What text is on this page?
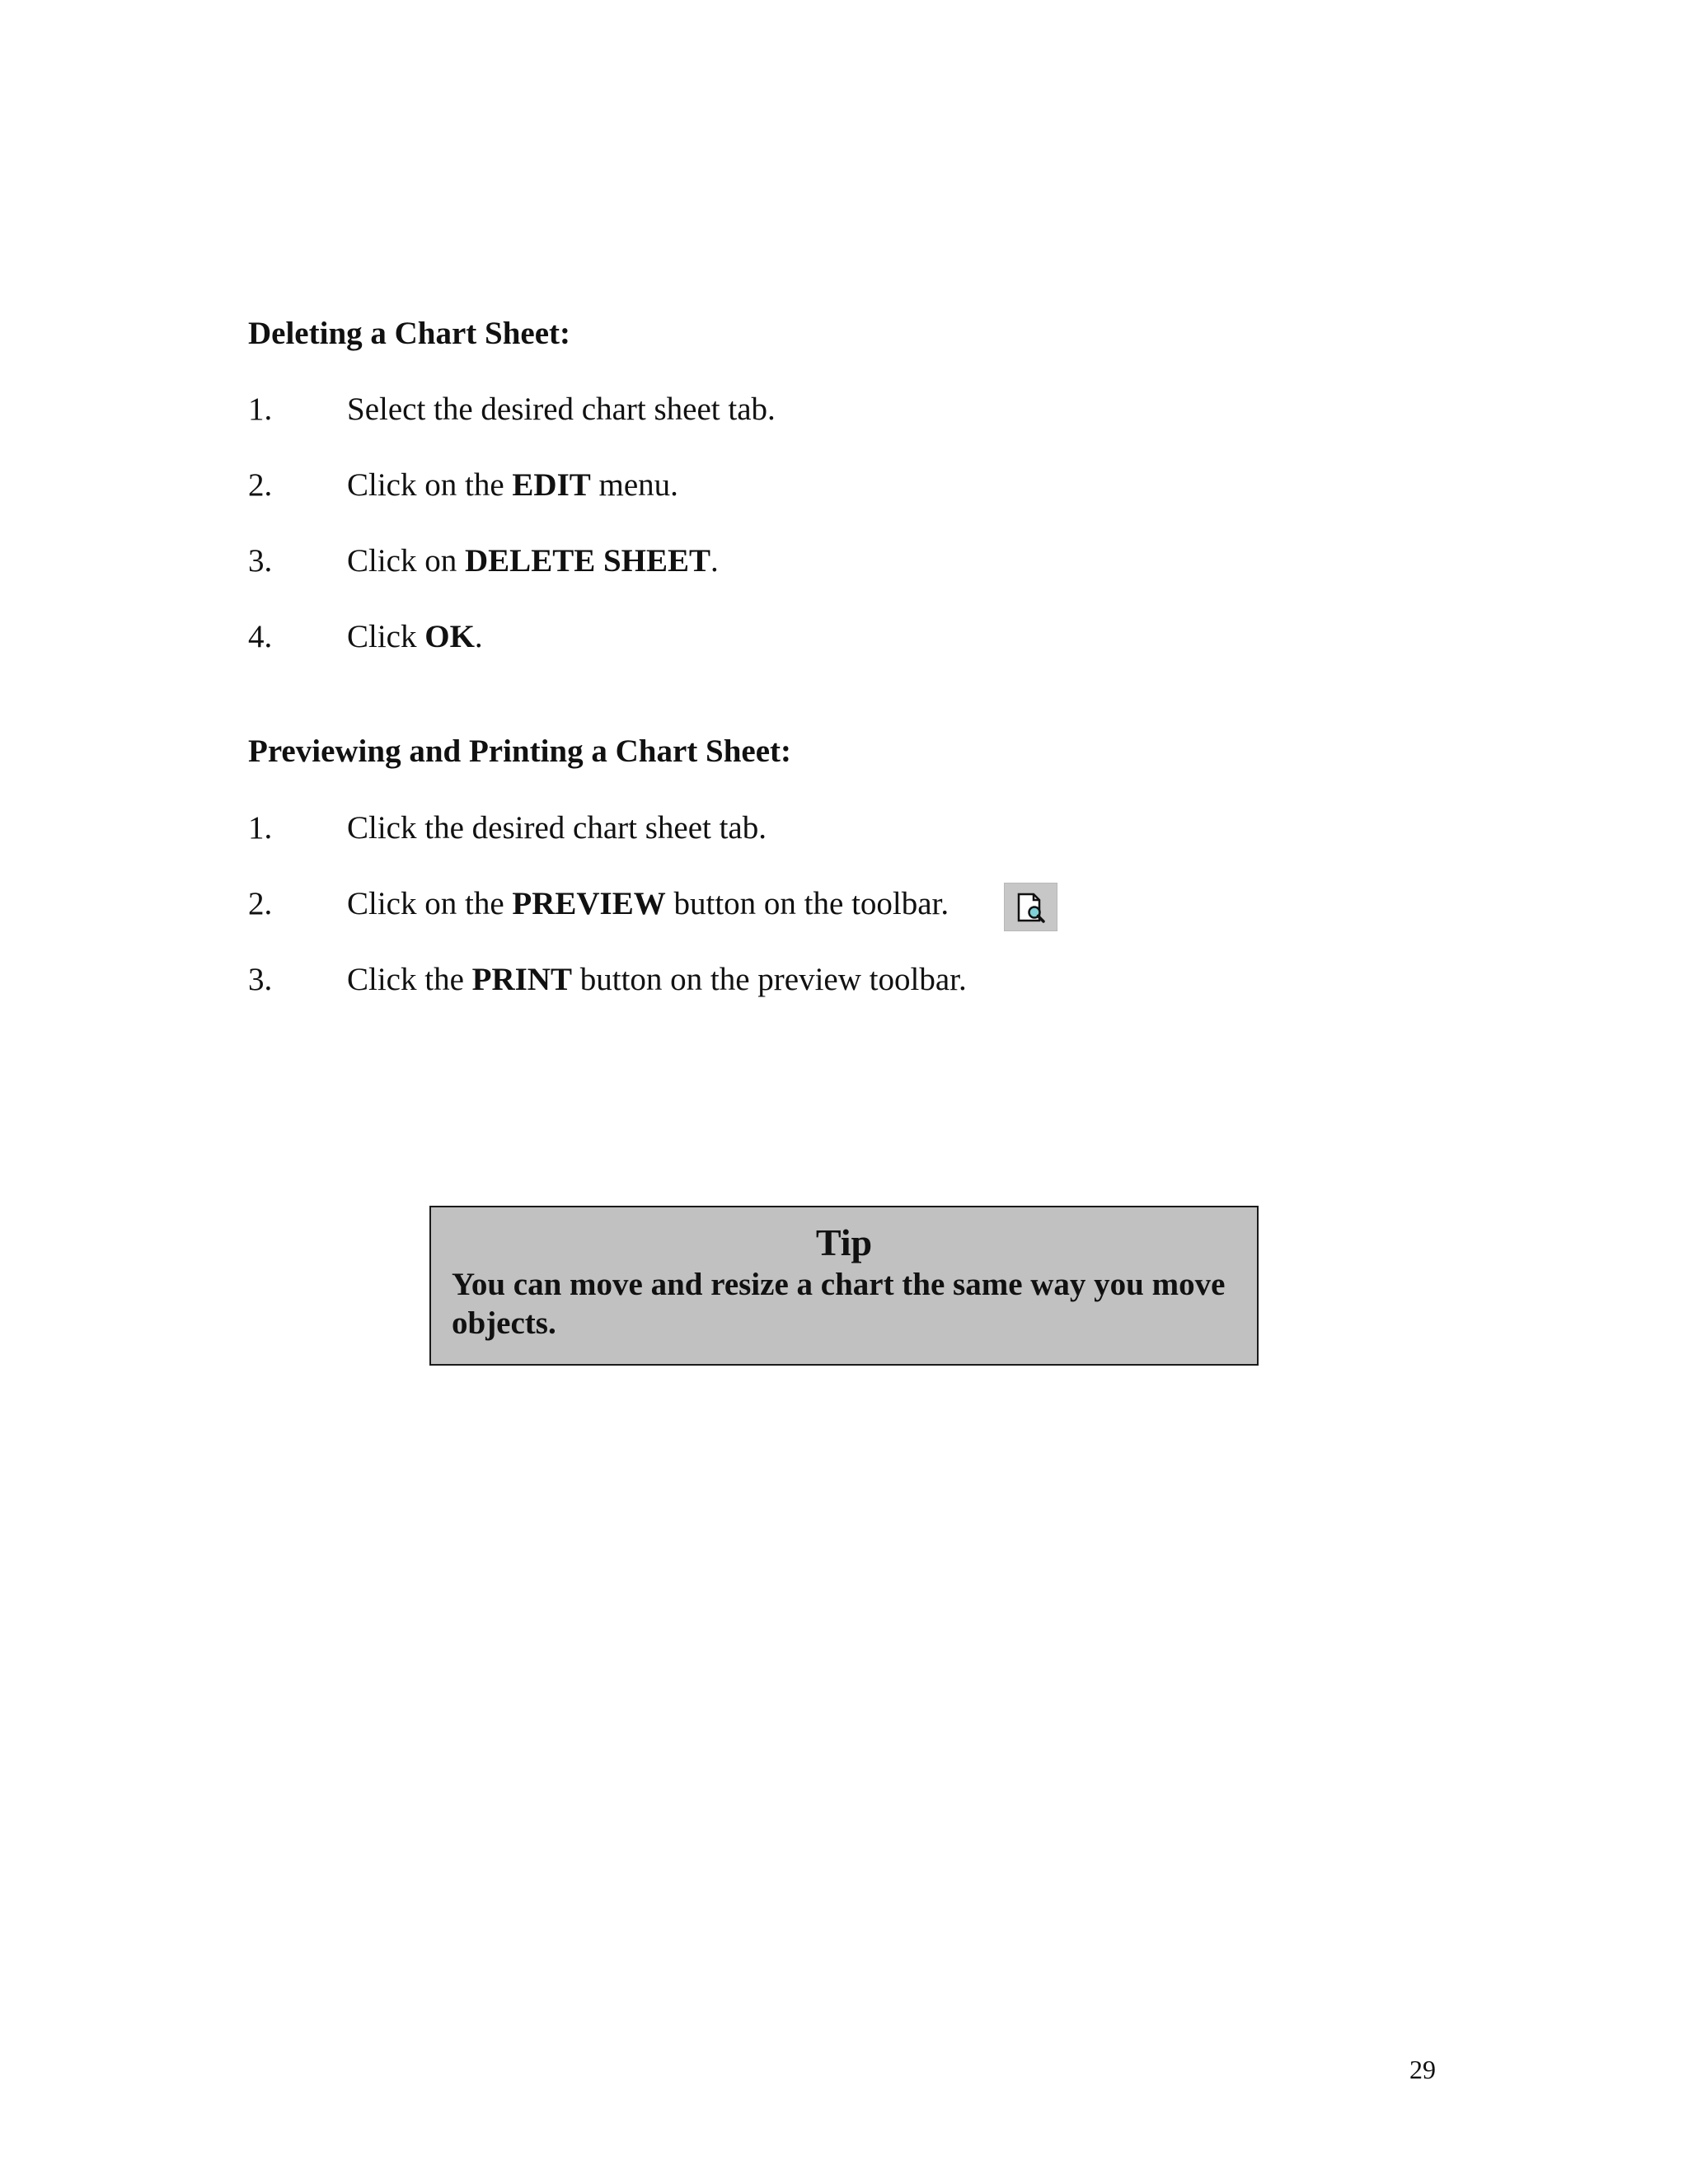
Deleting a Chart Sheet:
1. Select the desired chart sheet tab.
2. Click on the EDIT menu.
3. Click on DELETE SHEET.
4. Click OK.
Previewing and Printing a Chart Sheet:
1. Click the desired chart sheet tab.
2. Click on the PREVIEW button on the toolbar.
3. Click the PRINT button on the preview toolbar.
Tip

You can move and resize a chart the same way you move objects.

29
■ ■ ■ ■
▶ **Prompt**
None of the pictures should appear; repeat the records exactly otherwise.

▶ **The output**
What text is on this page?
Deleting a Chart Sheet:
1. Select the desired chart sheet tab.
2. Click on the EDIT menu.
3. Click on DELETE SHEET.
4. Click OK.
Previewing and Printing a Chart Sheet:
1. Click the desired chart sheet tab.
2. Click on the PREVIEW button on the toolbar.
3. Click the PRINT button on the preview toolbar.
Tip

You can move and resize a chart the same way you move objects.

29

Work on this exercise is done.